- Set exercise -
Swap "interactable" for "clickable" in the stretch of rows from the line containing "grid-cell-14-80[interactable] [40,400,80,440]" through the line containing "grid-cell-13-04[interactable] [600,719,640,759]", and write out only those lines with nothing else changed.

- Dataset entries -

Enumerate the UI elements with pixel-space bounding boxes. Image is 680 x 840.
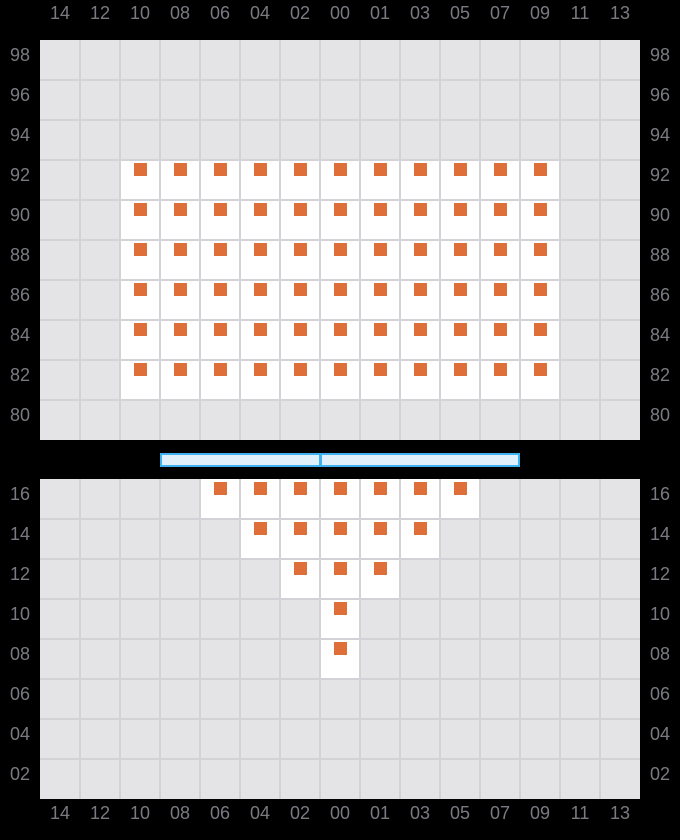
grid-cell-14-80[interactable] [40,400,80,440]
grid-cell-06-90[interactable] [200,200,240,240]
grid-cell-07-90[interactable] [480,200,520,240]
grid-cell-05-80[interactable] [440,400,480,440]
grid-cell-12-84[interactable] [80,320,120,360]
grid-cell-02-98[interactable] [280,40,320,80]
grid-cell-04-06[interactable] [240,679,280,719]
grid-cell-06-12[interactable] [200,559,240,599]
grid-cell-12-88[interactable] [80,240,120,280]
column-label: 01 [360,801,400,826]
grid-cell-01-90[interactable] [360,200,400,240]
grid-cell-00-98[interactable] [320,40,360,80]
grid-cell-08-14[interactable] [160,519,200,559]
grid-cell-01-14[interactable] [360,519,400,559]
row-label: 96 [640,75,680,115]
grid-cell-14-92[interactable] [40,160,80,200]
grid-cell-09-96[interactable] [520,80,560,120]
grid-cell-14-90[interactable] [40,200,80,240]
grid-cell-10-02[interactable] [120,759,160,799]
grid-cell-01-82[interactable] [360,360,400,400]
grid-cell-06-98[interactable] [200,40,240,80]
grid-cell-04-08[interactable] [240,639,280,679]
grid-cell-05-90[interactable] [440,200,480,240]
grid-cell-11-88[interactable] [560,240,600,280]
grid-cell-13-04[interactable] [600,719,640,759]
grid-cell-01-16[interactable] [360,479,400,519]
grid-cell-02-06[interactable] [280,679,320,719]
grid-cell-11-06[interactable] [560,679,600,719]
grid-cell-13-86[interactable] [600,280,640,320]
grid-cell-09-06[interactable] [520,679,560,719]
row-label: 10 [0,594,40,634]
grid-cell-13-10[interactable] [600,599,640,639]
grid-cell-13-96[interactable] [600,80,640,120]
grid-cell-10-90[interactable] [120,200,160,240]
grid-cell-07-04[interactable] [480,719,520,759]
grid-cell-08-02[interactable] [160,759,200,799]
grid-cell-12-98[interactable] [80,40,120,80]
grid-cell-03-04[interactable] [400,719,440,759]
grid-cell-05-94[interactable] [440,120,480,160]
grid-cell-14-06[interactable] [40,679,80,719]
row-label: 02 [640,754,680,794]
grid-cell-11-02[interactable] [560,759,600,799]
grid-cell-10-12[interactable] [120,559,160,599]
grid-cell-09-92[interactable] [520,160,560,200]
grid-cell-03-88[interactable] [400,240,440,280]
grid-cell-01-10[interactable] [360,599,400,639]
column-label: 08 [160,0,200,27]
grid-cell-05-06[interactable] [440,679,480,719]
grid-cell-03-12[interactable] [400,559,440,599]
grid-cell-09-10[interactable] [520,599,560,639]
grid-cell-07-08[interactable] [480,639,520,679]
row-label: 88 [0,235,40,275]
grid-cell-01-92[interactable] [360,160,400,200]
grid-cell-00-08[interactable] [320,639,360,679]
grid-cell-05-88[interactable] [440,240,480,280]
grid-cell-14-96[interactable] [40,80,80,120]
grid-cell-08-08[interactable] [160,639,200,679]
grid-cell-02-86[interactable] [280,280,320,320]
grid-cell-08-88[interactable] [160,240,200,280]
grid-cell-14-08[interactable] [40,639,80,679]
grid-cell-03-94[interactable] [400,120,440,160]
grid-cell-11-92[interactable] [560,160,600,200]
grid-cell-00-84[interactable] [320,320,360,360]
grid-cell-08-10[interactable] [160,599,200,639]
grid-cell-10-84[interactable] [120,320,160,360]
grid-cell-07-06[interactable] [480,679,520,719]
grid-cell-03-98[interactable] [400,40,440,80]
grid-cell-08-06[interactable] [160,679,200,719]
grid-cell-13-82[interactable] [600,360,640,400]
grid-cell-00-04[interactable] [320,719,360,759]
grid-cell-11-80[interactable] [560,400,600,440]
grid-cell-05-92[interactable] [440,160,480,200]
grid-cell-11-82[interactable] [560,360,600,400]
grid-cell-02-96[interactable] [280,80,320,120]
grid-cell-01-08[interactable] [360,639,400,679]
grid-cell-00-88[interactable] [320,240,360,280]
grid-cell-01-94[interactable] [360,120,400,160]
grid-cell-13-98[interactable] [600,40,640,80]
grid-cell-03-86[interactable] [400,280,440,320]
grid-cell-12-14[interactable] [80,519,120,559]
column-label: 12 [80,0,120,27]
grid-cell-13-08[interactable] [600,639,640,679]
grid-cell-03-84[interactable] [400,320,440,360]
grid-cell-08-16[interactable] [160,479,200,519]
grid-cell-05-96[interactable] [440,80,480,120]
grid-cell-08-84[interactable] [160,320,200,360]
row-label: 98 [0,35,40,75]
grid-cell-04-10[interactable] [240,599,280,639]
grid-cell-10-08[interactable] [120,639,160,679]
grid-cell-06-86[interactable] [200,280,240,320]
row-label: 04 [640,714,680,754]
grid-cell-01-12[interactable] [360,559,400,599]
grid-cell-13-84[interactable] [600,320,640,360]
grid-cell-02-88[interactable] [280,240,320,280]
grid-cell-06-02[interactable] [200,759,240,799]
column-label: 03 [400,801,440,826]
grid-cell-14-94[interactable] [40,120,80,160]
row-label: 80 [640,395,680,435]
grid-cell-12-06[interactable] [80,679,120,719]
grid-cell-06-94[interactable] [200,120,240,160]
grid-cell-03-14[interactable] [400,519,440,559]
grid-cell-13-90[interactable] [600,200,640,240]
grid-cell-07-92[interactable] [480,160,520,200]
grid-cell-14-02[interactable] [40,759,80,799]
grid-cell-05-02[interactable] [440,759,480,799]
grid-cell-11-94[interactable] [560,120,600,160]
grid-cell-10-98[interactable] [120,40,160,80]
column-label: 07 [480,801,520,826]
grid-cell-08-90[interactable] [160,200,200,240]
column-label: 11 [560,801,600,826]
grid-cell-10-04[interactable] [120,719,160,759]
grid-cell-09-12[interactable] [520,559,560,599]
grid-cell-07-02[interactable] [480,759,520,799]
grid-cell-04-86[interactable] [240,280,280,320]
grid-cell-00-90[interactable] [320,200,360,240]
grid-cell-05-82[interactable] [440,360,480,400]
grid-cell-02-92[interactable] [280,160,320,200]
grid-cell-09-14[interactable] [520,519,560,559]
grid-cell-10-10[interactable] [120,599,160,639]
grid-cell-11-14[interactable] [560,519,600,559]
grid-cell-06-80[interactable] [200,400,240,440]
grid-cell-04-12[interactable] [240,559,280,599]
grid-cell-13-94[interactable] [600,120,640,160]
grid-cell-05-12[interactable] [440,559,480,599]
grid-cell-13-02[interactable] [600,759,640,799]
grid-cell-09-16[interactable] [520,479,560,519]
column-label: 11 [560,0,600,27]
grid-cell-03-82[interactable] [400,360,440,400]
grid-cell-04-02[interactable] [240,759,280,799]
column-label: 03 [400,0,440,27]
grid-cell-11-84[interactable] [560,320,600,360]
grid-cell-02-90[interactable] [280,200,320,240]
grid-cell-06-04[interactable] [200,719,240,759]
grid-cell-14-12[interactable] [40,559,80,599]
column-label: 14 [40,801,80,826]
grid-cell-04-16[interactable] [240,479,280,519]
grid-cell-12-16[interactable] [80,479,120,519]
grid-cell-08-12[interactable] [160,559,200,599]
grid-cell-14-82[interactable] [40,360,80,400]
grid-cell-12-92[interactable] [80,160,120,200]
grid-cell-12-96[interactable] [80,80,120,120]
grid-cell-11-98[interactable] [560,40,600,80]
column-label: 14 [40,0,80,27]
grid-cell-13-80[interactable] [600,400,640,440]
grid-cell-01-86[interactable] [360,280,400,320]
grid-cell-11-12[interactable] [560,559,600,599]
grid-cell-06-84[interactable] [200,320,240,360]
grid-cell-14-04[interactable] [40,719,80,759]
grid-cell-04-04[interactable] [240,719,280,759]
grid-cell-07-82[interactable] [480,360,520,400]
grid-cell-12-10[interactable] [80,599,120,639]
grid-cell-14-14[interactable] [40,519,80,559]
grid-cell-02-80[interactable] [280,400,320,440]
grid-cell-04-94[interactable] [240,120,280,160]
grid-cell-08-80[interactable] [160,400,200,440]
grid-cell-04-88[interactable] [240,240,280,280]
grid-cell-08-92[interactable] [160,160,200,200]
row-label: 84 [640,315,680,355]
grid-cell-07-14[interactable] [480,519,520,559]
grid-cell-04-96[interactable] [240,80,280,120]
column-label: 13 [600,0,640,27]
grid-cell-06-14[interactable] [200,519,240,559]
grid-cell-04-14[interactable] [240,519,280,559]
grid-cell-01-98[interactable] [360,40,400,80]
grid-cell-05-86[interactable] [440,280,480,320]
grid-cell-04-80[interactable] [240,400,280,440]
grid-cell-06-96[interactable] [200,80,240,120]
grid-cell-12-90[interactable] [80,200,120,240]
grid-cell-02-12[interactable] [280,559,320,599]
grid-cell-13-16[interactable] [600,479,640,519]
grid-cell-06-08[interactable] [200,639,240,679]
grid-cell-09-02[interactable] [520,759,560,799]
grid-cell-14-88[interactable] [40,240,80,280]
grid-cell-06-06[interactable] [200,679,240,719]
grid-cell-01-88[interactable] [360,240,400,280]
grid-cell-00-14[interactable] [320,519,360,559]
grid-cell-07-96[interactable] [480,80,520,120]
grid-cell-12-86[interactable] [80,280,120,320]
grid-cell-06-92[interactable] [200,160,240,200]
grid-cell-05-14[interactable] [440,519,480,559]
grid-cell-02-84[interactable] [280,320,320,360]
grid-cell-10-94[interactable] [120,120,160,160]
grid-cell-10-86[interactable] [120,280,160,320]
grid-cell-06-82[interactable] [200,360,240,400]
grid-cell-10-14[interactable] [120,519,160,559]
grid-cell-10-88[interactable] [120,240,160,280]
board-canvas: 141210080604020001030507091113 141210080… [0,0,680,840]
grid-cell-02-02[interactable] [280,759,320,799]
grid-cell-04-90[interactable] [240,200,280,240]
slider-divider-handle[interactable] [319,453,322,467]
grid-cell-14-10[interactable] [40,599,80,639]
column-label: 10 [120,801,160,826]
grid-cell-03-02[interactable] [400,759,440,799]
grid-cell-07-98[interactable] [480,40,520,80]
grid-cell-12-82[interactable] [80,360,120,400]
grid-cell-10-80[interactable] [120,400,160,440]
grid-cell-12-80[interactable] [80,400,120,440]
grid-cell-00-02[interactable] [320,759,360,799]
grid-cell-11-96[interactable] [560,80,600,120]
grid-cell-03-96[interactable] [400,80,440,120]
grid-cell-00-96[interactable] [320,80,360,120]
grid-cell-01-96[interactable] [360,80,400,120]
grid-cell-10-82[interactable] [120,360,160,400]
grid-cell-03-90[interactable] [400,200,440,240]
column-label: 02 [280,801,320,826]
grid-cell-02-04[interactable] [280,719,320,759]
grid-cell-01-84[interactable] [360,320,400,360]
grid-cell-05-08[interactable] [440,639,480,679]
grid-cell-01-04[interactable] [360,719,400,759]
grid-cell-03-16[interactable] [400,479,440,519]
grid-cell-09-90[interactable] [520,200,560,240]
column-label: 09 [520,801,560,826]
grid-cell-10-92[interactable] [120,160,160,200]
grid-cell-03-06[interactable] [400,679,440,719]
grid-cell-09-08[interactable] [520,639,560,679]
grid-cell-08-96[interactable] [160,80,200,120]
grid-cell-04-82[interactable] [240,360,280,400]
grid-cell-09-94[interactable] [520,120,560,160]
grid-cell-10-06[interactable] [120,679,160,719]
grid-cell-05-98[interactable] [440,40,480,80]
grid-cell-02-82[interactable] [280,360,320,400]
grid-cell-09-98[interactable] [520,40,560,80]
grid-cell-14-16[interactable] [40,479,80,519]
grid-cell-00-86[interactable] [320,280,360,320]
grid-cell-05-10[interactable] [440,599,480,639]
grid-cell-11-10[interactable] [560,599,600,639]
grid-cell-12-94[interactable] [80,120,120,160]
grid-cell-07-10[interactable] [480,599,520,639]
column-label: 02 [280,0,320,27]
grid-cell-07-16[interactable] [480,479,520,519]
grid-cell-08-86[interactable] [160,280,200,320]
grid-cell-13-06[interactable] [600,679,640,719]
grid-cell-04-92[interactable] [240,160,280,200]
grid-cell-13-14[interactable] [600,519,640,559]
grid-cell-09-86[interactable] [520,280,560,320]
grid-cell-05-04[interactable] [440,719,480,759]
grid-cell-00-82[interactable] [320,360,360,400]
grid-cell-14-86[interactable] [40,280,80,320]
grid-cell-08-98[interactable] [160,40,200,80]
grid-cell-03-08[interactable] [400,639,440,679]
row-label: 84 [0,315,40,355]
grid-cell-02-94[interactable] [280,120,320,160]
grid-cell-04-84[interactable] [240,320,280,360]
grid-cell-09-88[interactable] [520,240,560,280]
grid-cell-07-84[interactable] [480,320,520,360]
grid-cell-01-02[interactable] [360,759,400,799]
grid-cell-11-86[interactable] [560,280,600,320]
grid-cell-09-84[interactable] [520,320,560,360]
column-label: 04 [240,801,280,826]
grid-cell-08-04[interactable] [160,719,200,759]
grid-cell-06-16[interactable] [200,479,240,519]
grid-cell-08-82[interactable] [160,360,200,400]
grid-cell-07-88[interactable] [480,240,520,280]
grid-cell-13-88[interactable] [600,240,640,280]
grid-cell-03-80[interactable] [400,400,440,440]
grid-cell-14-84[interactable] [40,320,80,360]
grid-cell-12-02[interactable] [80,759,120,799]
grid-cell-00-94[interactable] [320,120,360,160]
grid-cell-14-98[interactable] [40,40,80,80]
grid-cell-11-08[interactable] [560,639,600,679]
grid-cell-02-10[interactable] [280,599,320,639]
grid-cell-02-08[interactable] [280,639,320,679]
grid-cell-05-84[interactable] [440,320,480,360]
grid-cell-08-94[interactable] [160,120,200,160]
grid-cell-01-80[interactable] [360,400,400,440]
grid-cell-00-92[interactable] [320,160,360,200]
grid-cell-06-88[interactable] [200,240,240,280]
grid-cell-07-80[interactable] [480,400,520,440]
grid-cell-09-80[interactable] [520,400,560,440]
grid-cell-00-12[interactable] [320,559,360,599]
grid-cell-09-04[interactable] [520,719,560,759]
grid-cell-07-12[interactable] [480,559,520,599]
grid-cell-00-06[interactable] [320,679,360,719]
range-slider[interactable] [160,453,520,467]
grid-cell-00-80[interactable] [320,400,360,440]
grid-cell-11-90[interactable] [560,200,600,240]
grid-cell-12-08[interactable] [80,639,120,679]
grid-cell-00-10[interactable] [320,599,360,639]
grid-cell-12-04[interactable] [80,719,120,759]
grid-cell-06-10[interactable] [200,599,240,639]
grid-cell-13-12[interactable] [600,559,640,599]
grid-cell-10-96[interactable] [120,80,160,120]
grid-cell-01-06[interactable] [360,679,400,719]
grid-cell-10-16[interactable] [120,479,160,519]
grid-cell-03-92[interactable] [400,160,440,200]
grid-cell-04-98[interactable] [240,40,280,80]
grid-cell-07-86[interactable] [480,280,520,320]
grid-cell-13-92[interactable] [600,160,640,200]
row-label: 10 [640,594,680,634]
grid-cell-05-16[interactable] [440,479,480,519]
grid-cell-07-94[interactable] [480,120,520,160]
grid-cell-09-82[interactable] [520,360,560,400]
grid-cell-03-10[interactable] [400,599,440,639]
grid-cell-12-12[interactable] [80,559,120,599]
grid-cell-11-04[interactable] [560,719,600,759]
grid-cell-02-16[interactable] [280,479,320,519]
grid-cell-00-16[interactable] [320,479,360,519]
column-label: 00 [320,801,360,826]
grid-cell-02-14[interactable] [280,519,320,559]
grid-cell-11-16[interactable] [560,479,600,519]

- Solution to this problem -
grid-cell-14-80[clickable] [40,400,80,440]
grid-cell-06-90[clickable] [200,200,240,240]
grid-cell-07-90[clickable] [480,200,520,240]
grid-cell-05-80[clickable] [440,400,480,440]
grid-cell-12-84[clickable] [80,320,120,360]
grid-cell-02-98[clickable] [280,40,320,80]
grid-cell-04-06[clickable] [240,679,280,719]
grid-cell-06-12[clickable] [200,559,240,599]
grid-cell-12-88[clickable] [80,240,120,280]
column-label: 01 [360,801,400,826]
grid-cell-01-90[clickable] [360,200,400,240]
grid-cell-00-98[clickable] [320,40,360,80]
grid-cell-08-14[clickable] [160,519,200,559]
grid-cell-01-14[clickable] [360,519,400,559]
row-label: 96 [640,75,680,115]
grid-cell-14-92[clickable] [40,160,80,200]
grid-cell-09-96[clickable] [520,80,560,120]
grid-cell-14-90[clickable] [40,200,80,240]
grid-cell-10-02[clickable] [120,759,160,799]
grid-cell-01-82[clickable] [360,360,400,400]
grid-cell-06-98[clickable] [200,40,240,80]
grid-cell-04-08[clickable] [240,639,280,679]
grid-cell-05-90[clickable] [440,200,480,240]
grid-cell-11-88[clickable] [560,240,600,280]
grid-cell-13-04[clickable] [600,719,640,759]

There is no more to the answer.